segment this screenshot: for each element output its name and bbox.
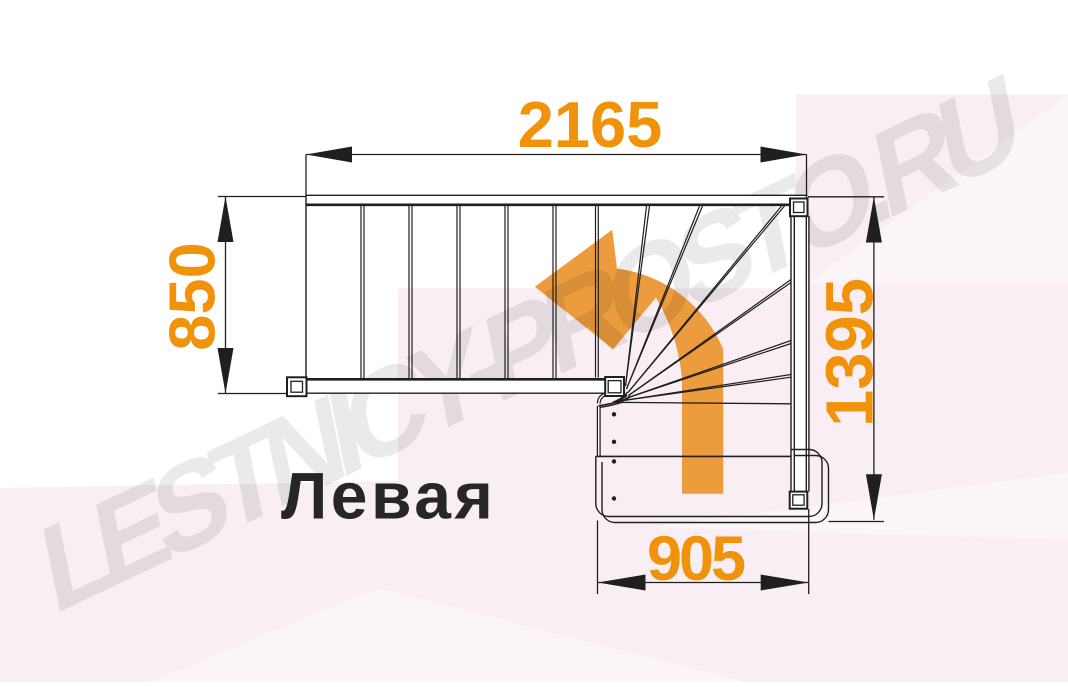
svg-text:905: 905 <box>647 524 745 594</box>
svg-text:Левая: Левая <box>281 459 496 533</box>
svg-text:2165: 2165 <box>518 88 663 161</box>
svg-text:1395: 1395 <box>813 278 888 427</box>
svg-text:850: 850 <box>156 242 229 350</box>
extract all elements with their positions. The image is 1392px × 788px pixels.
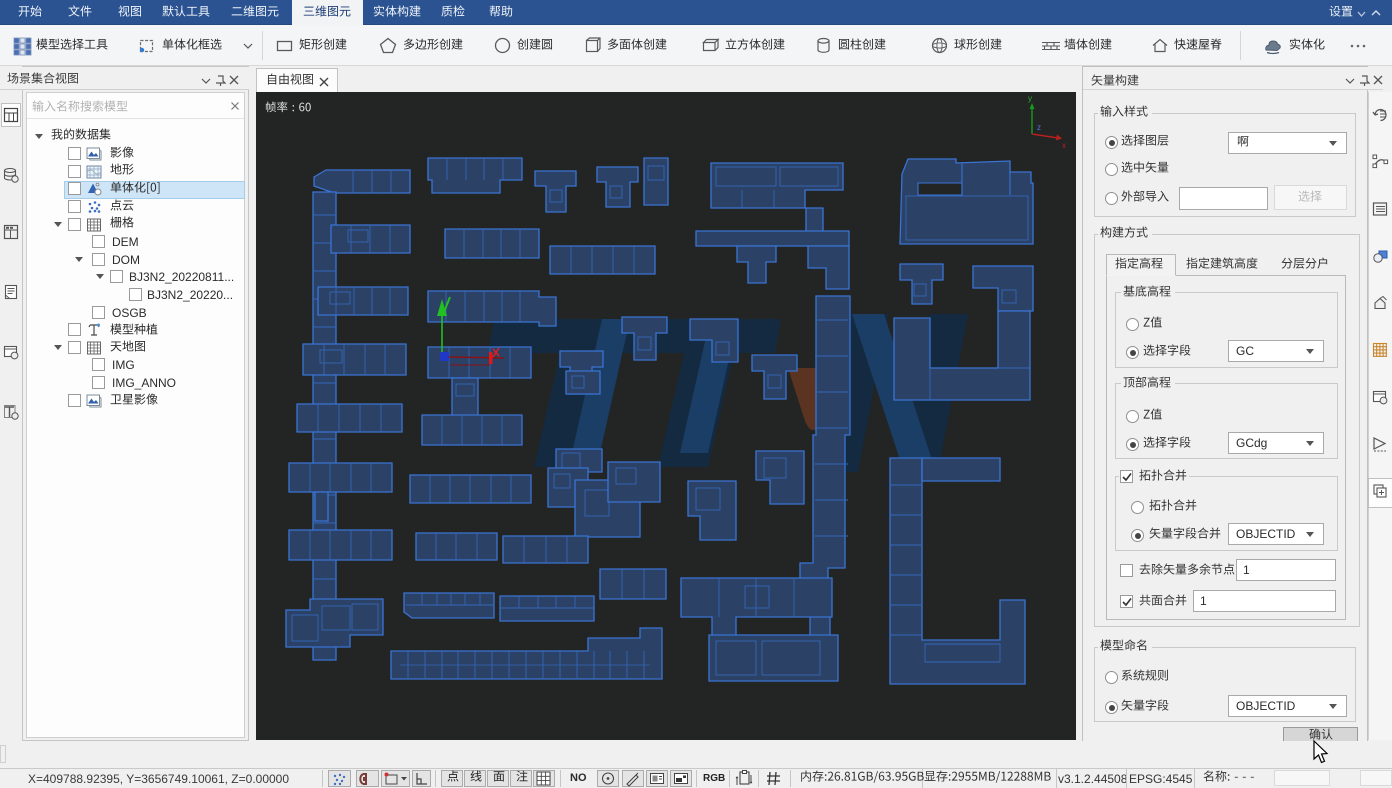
svg-text:y: y: [1028, 94, 1032, 103]
svg-text:z: z: [1037, 123, 1041, 132]
svg-text:x: x: [1062, 141, 1066, 150]
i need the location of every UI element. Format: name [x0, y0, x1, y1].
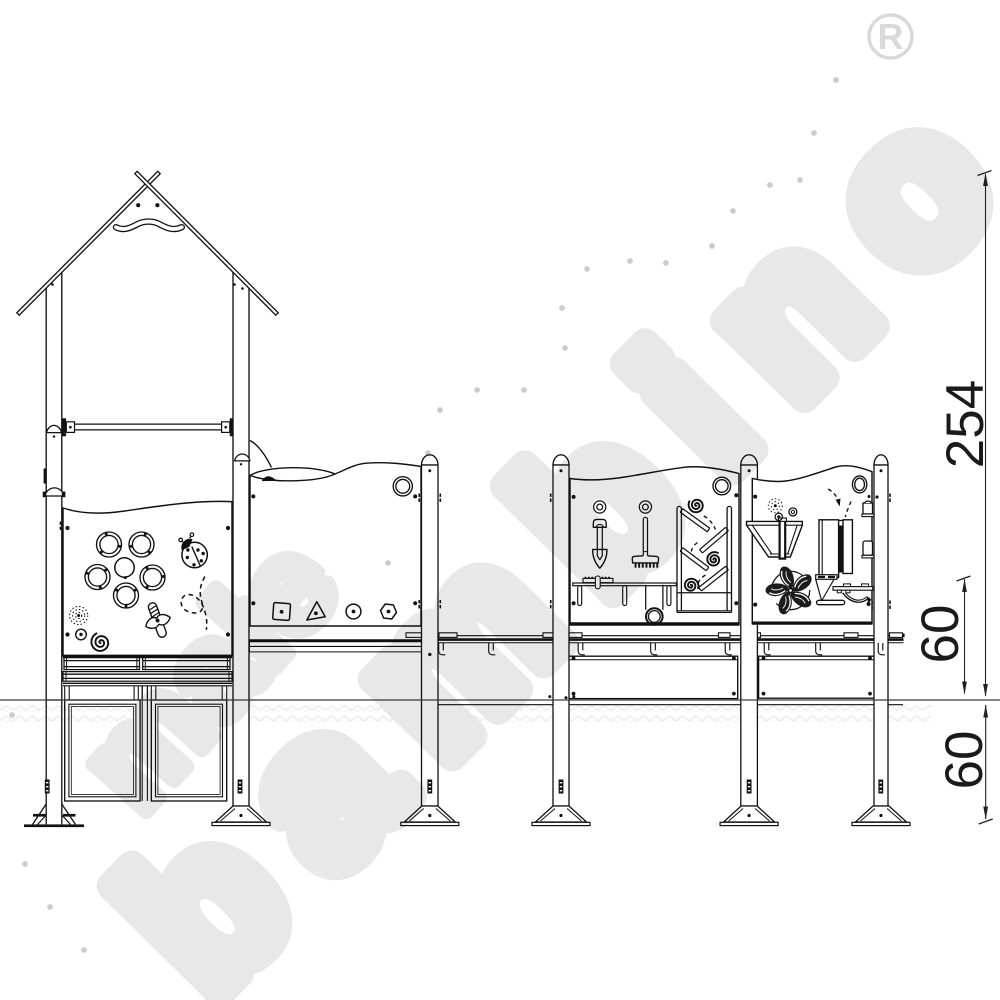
svg-text:R: R [878, 16, 904, 57]
svg-text:254: 254 [936, 380, 995, 468]
svg-text:60: 60 [911, 605, 970, 664]
svg-text:60: 60 [935, 731, 994, 790]
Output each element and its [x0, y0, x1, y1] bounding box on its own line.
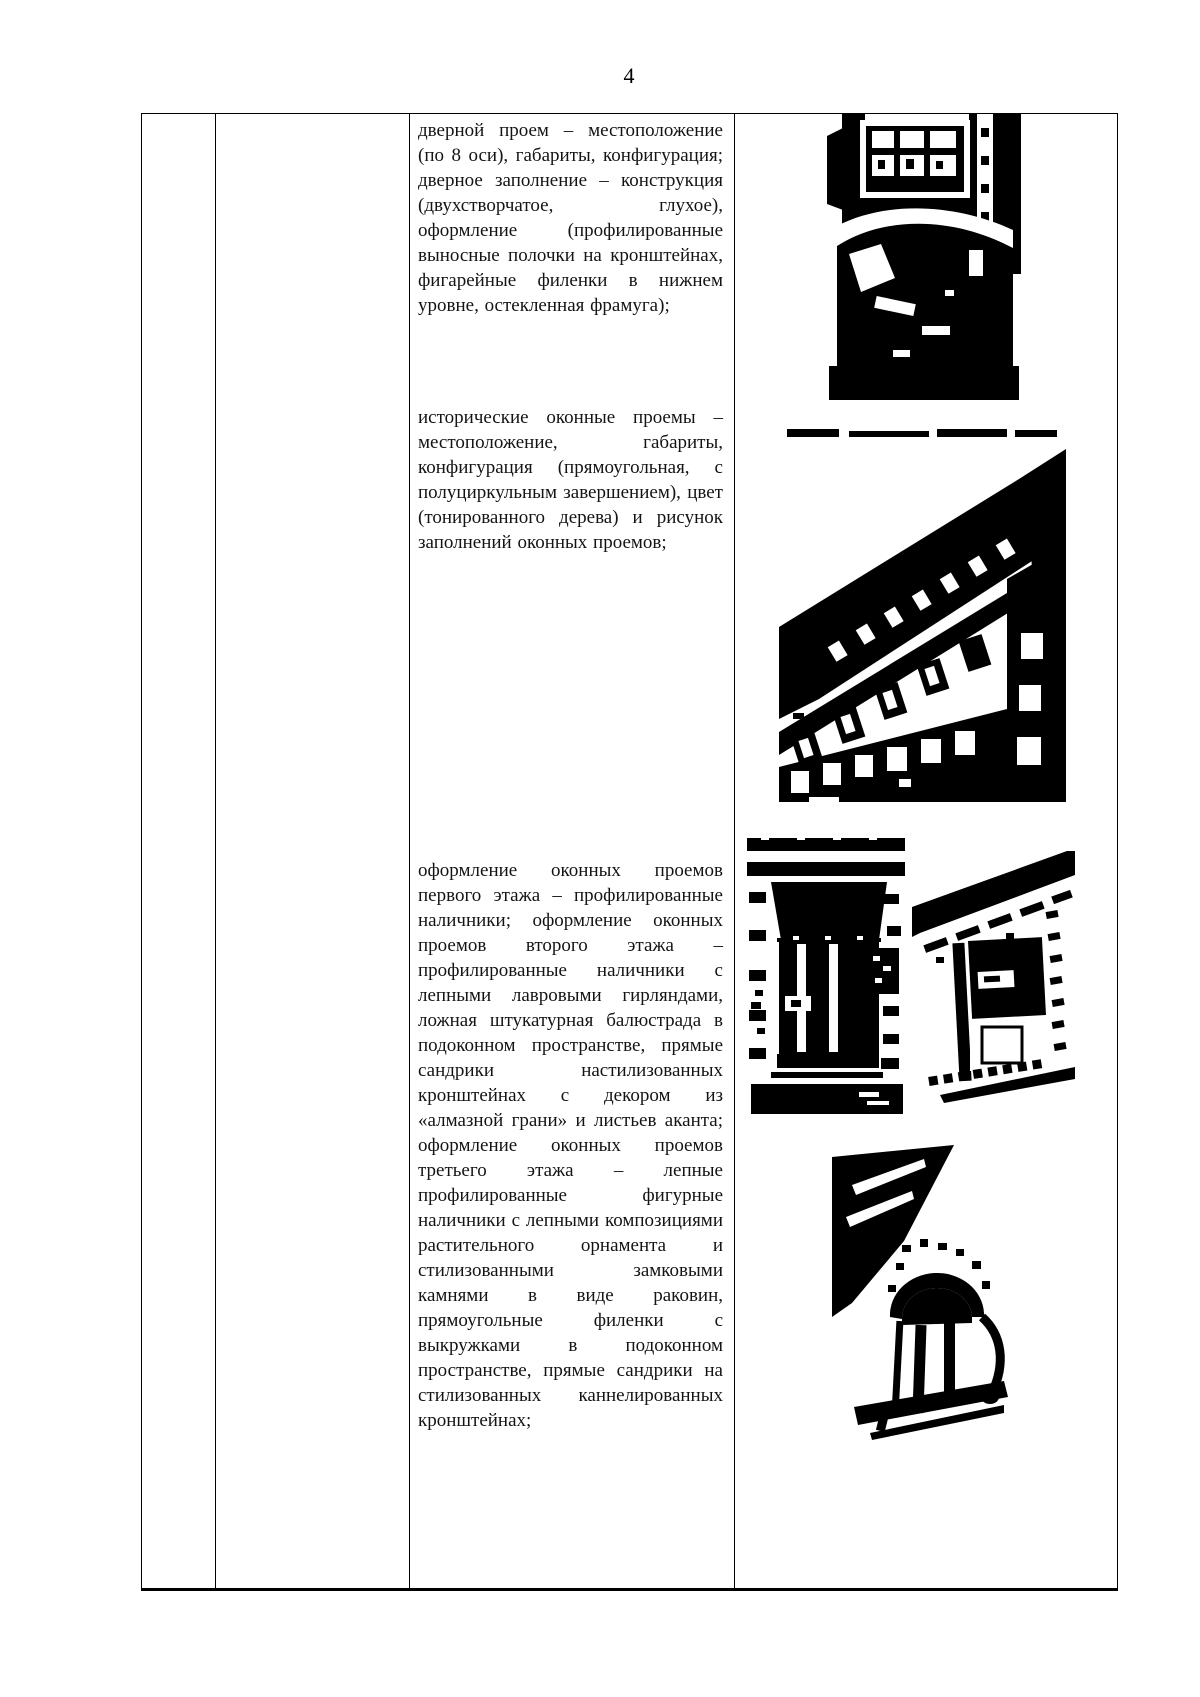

§ EXERCISE REQUIREMENTS:
Reproduce the lines of the material starting at the very beginning and ending at the line containing "svg-text:850: 850 <box>156 242 229 350</box>", both ends included, leaving the pictures out of your answer.

§ TASK SOLUTION:
segment this screenshot: for each element output its name and bbox.
svg-text:905: 905 <box>647 524 745 594</box>
svg-text:Левая: Левая <box>281 459 496 533</box>
svg-text:2165: 2165 <box>518 88 663 161</box>
svg-text:1395: 1395 <box>813 278 888 427</box>
svg-text:850: 850 <box>156 242 229 350</box>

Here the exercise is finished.